**AUFGABEN:**
1) Welche Personen nennt der Text zum Personalmangel namentlich, und welche Funktion hat jede von ihnen laut Text?
2) Wie lässt sich der Text zum Personalmangel in zwei Sätzen zusammenfassen?
3) Schreibe den Text zum Personalmangel im Anschluss an seinen letzten Satz weiter.

Personalmangel: „Es ist grauenhaft“

Vom akuten Personalmangel sind inzwischen fast alle Wirtschaftsbranchen in Deutschland betroffen - gerade auch der Verkehrssektor. Geschlossene Bordbistros im Fernverkehr, verspätete Züge wegen fehlender Lokführer:innen, Waggons können nicht entladen werden. Auch Reparaturen, Neubauten oder Wartungen sind nur noch mit massiver persönlicher Einsatzbereitschaft der Beschäftigten zu wuppen. 

In der Menge kaum noch zählbare Überstunden sammeln sich bei den Kolleginnen und Kollegen an. Einer von denjenigen ist Daniel Neuß. Der Zugchef aus Nürnberg bei DB Fernverkehr hat „die Nase voll“ von den diversen Unwägbarkeiten, die ihn jeden Tag im Dienst erwarten. Im August hat er sich persönlich in einem Brief an den Konzernchef der DB AG, Richard Lutz gewandt. Darin schreibt er u.a.: 

„Ich habe den Eindruck, dass sowohl der Vorstand als auch einige Führungskräfte zwar wissen, mit welchen Herausforderungen und Problemen wir Mitarbeiter:innen im täglichen Betrieb zu kämpfen haben, aber trotzdem zu wenig bzw. gar nichts unternommen wird, um die Situation zu entschärfen.“

Wochen später meldete sich der Vorstand Personenverkehr DB AG Michael Petersen im Auftrag des Konzernchefs. Petersen begründete fehlende/schleppende Verbesserungen mit zu hohen politischen Hürden. „Allerdings sind die heutigen Probleme und Sorgen der Beschäftigten die gleichen, wie sie es bereits vor Jahren waren“, zeigt sich Daniel Neuß enttäuscht. Ähnlich hatte er es bereits in seinem Brief formuliert:

„Sie sprechen in der Presse von Verspätungen, die den Unternehmen Sorge machen, weil so viel gebaut und instandgesetzt werden muss. Viele Verspätungen entstehen leider nicht, wie oftmals propagiert nur von den Baustellen, sondern vom Fuhrpark und vom technischen Zustand der Fahrzeuge selbst! Als Mitarbeiter empfinde ich solche Halbwahrheiten wie ein Schlag ins Gesicht!“ 

Das Angebot von Herrn Petersen, sich jederzeit bei ihm melden zu können, will Daniel auslassen. „Da läuft doch etwas falsch im Unternehmen, wenn ich den Vorstand bei weiteren Problemen informieren soll. Das müsste doch von den betreffenden Führungskräften kommen“, so der 39jährige. Einige seiner Beispiele aus dem Anschreiben klingen unwirklich und sorgen für Kopfschütteln.

**DATENAUSZUG:**

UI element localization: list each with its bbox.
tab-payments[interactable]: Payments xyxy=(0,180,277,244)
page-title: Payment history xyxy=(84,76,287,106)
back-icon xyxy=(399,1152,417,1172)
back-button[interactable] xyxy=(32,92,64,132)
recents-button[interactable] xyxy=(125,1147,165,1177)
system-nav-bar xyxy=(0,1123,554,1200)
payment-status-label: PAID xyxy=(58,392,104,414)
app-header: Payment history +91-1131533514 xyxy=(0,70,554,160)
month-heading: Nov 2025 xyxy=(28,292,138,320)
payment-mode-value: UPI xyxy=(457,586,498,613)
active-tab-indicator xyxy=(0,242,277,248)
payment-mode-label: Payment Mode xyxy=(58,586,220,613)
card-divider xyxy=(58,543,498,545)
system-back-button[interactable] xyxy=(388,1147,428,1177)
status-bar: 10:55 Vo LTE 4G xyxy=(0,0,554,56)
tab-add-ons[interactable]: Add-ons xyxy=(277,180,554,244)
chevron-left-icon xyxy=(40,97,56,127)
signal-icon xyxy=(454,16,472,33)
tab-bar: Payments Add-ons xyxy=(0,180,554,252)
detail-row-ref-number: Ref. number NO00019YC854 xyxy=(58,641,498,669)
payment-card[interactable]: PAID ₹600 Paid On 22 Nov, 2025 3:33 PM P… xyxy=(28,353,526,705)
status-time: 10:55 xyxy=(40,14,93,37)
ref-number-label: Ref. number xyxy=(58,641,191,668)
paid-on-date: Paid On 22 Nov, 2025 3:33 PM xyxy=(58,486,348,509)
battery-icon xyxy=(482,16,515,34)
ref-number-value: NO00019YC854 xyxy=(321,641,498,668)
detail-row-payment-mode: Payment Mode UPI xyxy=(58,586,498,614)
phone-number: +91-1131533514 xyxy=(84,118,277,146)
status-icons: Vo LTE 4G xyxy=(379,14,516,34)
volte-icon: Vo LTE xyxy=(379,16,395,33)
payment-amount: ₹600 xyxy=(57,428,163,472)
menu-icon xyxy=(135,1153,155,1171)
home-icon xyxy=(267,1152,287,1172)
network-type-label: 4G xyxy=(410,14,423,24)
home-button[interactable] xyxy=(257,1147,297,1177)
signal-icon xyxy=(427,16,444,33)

**ANTWORTEN:**
1)
- Daniel Neuß: Zugchef aus Nürnberg bei DB Fernverkehr
- Richard Lutz: Konzernchef der DB AG
- Michael Petersen: Vorstand Personenverkehr DB AG

2) Der akute Personalmangel trifft auch den Verkehrssektor: Bordbistros bleiben geschlossen, Züge verspäten sich wegen fehlender Lokführer:innen, und die Beschäftigten häufen kaum noch zählbare Überstunden an. Der Nürnberger Zugchef Daniel Neuß wandte sich mit seinen Klagen in einem Brief an DB-Konzernchef Richard Lutz, doch die Antwort von Vorstand Michael Petersen, der auf politische Hürden verwies, enttäuschte ihn, weil die Probleme der Beschäftigten seit Jahren dieselben seien.

3)
„So wurde am 24.07.2022 ein ICE auf Grund nicht funktionstüchtiger WC-Anlagen zum Absaugen der vollen Fäkalienbehälter mit samt Fahrgästen in den Betriebsbahnhof gefahren, damit wieder alle Toiletten zur Verfügung stehen konnten. #Tag der offenen Tür im Betriebsbahnhof.“ 

Daniel beschreibt, dass oftmals Gäste (sehr) ungehalten reagieren. Vor allem dann, wenn er und seine Kolleg:innen bestimmten Umständen ebenfalls rat- und machtlos gegenüberstehen. 

„…der Fahrplan ist mit den zur Verfügung stehenden Fahrzeugen und Personal nicht realisierbar! Die Infrastruktur ist begrenzt und dementsprechend sollte auch der Fahrplan ausgelegt sein. Diesen Zustand gibt es seit Jahrzehnten und es wird nichts geändert.“
Zugbegleiter Daniel Neuß spricht aus, was viele Beschäftigte der Eisenbahner:innenfamilie bewegt: „Es muss gehandelt und nicht diskutiert werden.“ Noch ist er weit davon entfernt, rückblickend seinem Vater recht zu geben. Er hatte ihn mit den Worten „Mach nicht den Fehler und gehe zur Bahn“ von einem Beruf als Eisenbahner abgeraten. Sein Herz schlage für die Bahn und er gibt jeden Tag sein Bestes. Stolz sagt er, „die Arbeit erfüllt mich“. – „Noch“, schiebt er nach.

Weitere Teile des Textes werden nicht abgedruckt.